Structured figure records:
——————

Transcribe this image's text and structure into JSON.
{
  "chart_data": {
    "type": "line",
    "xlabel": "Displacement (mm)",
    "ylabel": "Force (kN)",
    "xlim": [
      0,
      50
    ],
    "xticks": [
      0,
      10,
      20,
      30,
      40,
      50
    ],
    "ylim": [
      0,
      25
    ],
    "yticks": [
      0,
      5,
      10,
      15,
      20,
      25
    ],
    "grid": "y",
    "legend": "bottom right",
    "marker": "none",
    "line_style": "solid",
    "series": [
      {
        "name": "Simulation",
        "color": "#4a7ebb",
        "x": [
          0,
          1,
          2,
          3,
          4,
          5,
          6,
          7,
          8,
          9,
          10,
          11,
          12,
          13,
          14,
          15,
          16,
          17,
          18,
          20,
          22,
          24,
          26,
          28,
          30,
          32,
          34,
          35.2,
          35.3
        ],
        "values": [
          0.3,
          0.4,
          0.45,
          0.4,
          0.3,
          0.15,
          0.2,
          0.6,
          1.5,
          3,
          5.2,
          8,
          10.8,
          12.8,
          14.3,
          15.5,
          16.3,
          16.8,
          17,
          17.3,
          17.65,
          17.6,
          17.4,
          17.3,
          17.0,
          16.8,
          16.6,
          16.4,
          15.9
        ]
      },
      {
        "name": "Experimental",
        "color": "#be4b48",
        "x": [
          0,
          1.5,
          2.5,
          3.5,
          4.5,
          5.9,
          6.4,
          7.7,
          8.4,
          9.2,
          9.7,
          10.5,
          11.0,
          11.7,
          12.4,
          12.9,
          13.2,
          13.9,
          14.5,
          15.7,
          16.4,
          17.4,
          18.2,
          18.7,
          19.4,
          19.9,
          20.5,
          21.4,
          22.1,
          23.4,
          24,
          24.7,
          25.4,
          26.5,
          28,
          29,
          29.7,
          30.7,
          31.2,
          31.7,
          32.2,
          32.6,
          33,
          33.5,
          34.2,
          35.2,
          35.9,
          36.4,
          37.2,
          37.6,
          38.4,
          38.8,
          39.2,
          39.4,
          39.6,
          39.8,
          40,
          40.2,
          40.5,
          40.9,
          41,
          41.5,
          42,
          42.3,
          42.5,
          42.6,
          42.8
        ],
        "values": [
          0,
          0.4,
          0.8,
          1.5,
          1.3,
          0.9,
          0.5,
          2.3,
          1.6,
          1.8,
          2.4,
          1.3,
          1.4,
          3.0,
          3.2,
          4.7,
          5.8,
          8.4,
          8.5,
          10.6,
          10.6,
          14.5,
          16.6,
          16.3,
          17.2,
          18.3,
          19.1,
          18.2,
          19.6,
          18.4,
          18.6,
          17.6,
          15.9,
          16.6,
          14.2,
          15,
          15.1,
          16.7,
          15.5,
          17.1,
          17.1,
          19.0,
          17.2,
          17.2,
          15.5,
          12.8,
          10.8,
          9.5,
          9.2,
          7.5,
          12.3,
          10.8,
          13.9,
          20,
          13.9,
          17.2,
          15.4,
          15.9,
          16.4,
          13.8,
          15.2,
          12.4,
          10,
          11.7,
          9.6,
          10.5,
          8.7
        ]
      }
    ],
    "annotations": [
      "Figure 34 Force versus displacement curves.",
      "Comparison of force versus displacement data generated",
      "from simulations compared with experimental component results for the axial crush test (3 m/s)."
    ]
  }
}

——————

Write every entry out again exactly.

Transcribe this image's text and structure into JSON.
{
  "chart_data": {
    "type": "line",
    "xlabel": "Displacement (mm)",
    "ylabel": "Force (kN)",
    "xlim": [
      0,
      50
    ],
    "xticks": [
      0,
      10,
      20,
      30,
      40,
      50
    ],
    "ylim": [
      0,
      25
    ],
    "yticks": [
      0,
      5,
      10,
      15,
      20,
      25
    ],
    "grid": "y",
    "legend": "bottom right",
    "marker": "none",
    "line_style": "solid",
    "series": [
      {
        "name": "Simulation",
        "color": "#4a7ebb",
        "x": [
          0,
          1,
          2,
          3,
          4,
          5,
          6,
          7,
          8,
          9,
          10,
          11,
          12,
          13,
          14,
          15,
          16,
          17,
          18,
          20,
          22,
          24,
          26,
          28,
          30,
          32,
          34,
          35.2,
          35.3
        ],
        "values": [
          0.3,
          0.4,
          0.45,
          0.4,
          0.3,
          0.15,
          0.2,
          0.6,
          1.5,
          3,
          5.2,
          8,
          10.8,
          12.8,
          14.3,
          15.5,
          16.3,
          16.8,
          17,
          17.3,
          17.65,
          17.6,
          17.4,
          17.3,
          17.0,
          16.8,
          16.6,
          16.4,
          15.9
        ]
      },
      {
        "name": "Experimental",
        "color": "#be4b48",
        "x": [
          0,
          1.5,
          2.5,
          3.5,
          4.5,
          5.9,
          6.4,
          7.7,
          8.4,
          9.2,
          9.7,
          10.5,
          11.0,
          11.7,
          12.4,
          12.9,
          13.2,
          13.9,
          14.5,
          15.7,
          16.4,
          17.4,
          18.2,
          18.7,
          19.4,
          19.9,
          20.5,
          21.4,
          22.1,
          23.4,
          24,
          24.7,
          25.4,
          26.5,
          28,
          29,
          29.7,
          30.7,
          31.2,
          31.7,
          32.2,
          32.6,
          33,
          33.5,
          34.2,
          35.2,
          35.9,
          36.4,
          37.2,
          37.6,
          38.4,
          38.8,
          39.2,
          39.4,
          39.6,
          39.8,
          40,
          40.2,
          40.5,
          40.9,
          41,
          41.5,
          42,
          42.3,
          42.5,
          42.6,
          42.8
        ],
        "values": [
          0,
          0.4,
          0.8,
          1.5,
          1.3,
          0.9,
          0.5,
          2.3,
          1.6,
          1.8,
          2.4,
          1.3,
          1.4,
          3.0,
          3.2,
          4.7,
          5.8,
          8.4,
          8.5,
          10.6,
          10.6,
          14.5,
          16.6,
          16.3,
          17.2,
          18.3,
          19.1,
          18.2,
          19.6,
          18.4,
          18.6,
          17.6,
          15.9,
          16.6,
          14.2,
          15,
          15.1,
          16.7,
          15.5,
          17.1,
          17.1,
          19.0,
          17.2,
          17.2,
          15.5,
          12.8,
          10.8,
          9.5,
          9.2,
          7.5,
          12.3,
          10.8,
          13.9,
          20,
          13.9,
          17.2,
          15.4,
          15.9,
          16.4,
          13.8,
          15.2,
          12.4,
          10,
          11.7,
          9.6,
          10.5,
          8.7
        ]
      }
    ],
    "annotations": [
      "Figure 34 Force versus displacement curves.",
      "Comparison of force versus displacement data generated",
      "from simulations compared with experimental component results for the axial crush test (3 m/s)."
    ]
  }
}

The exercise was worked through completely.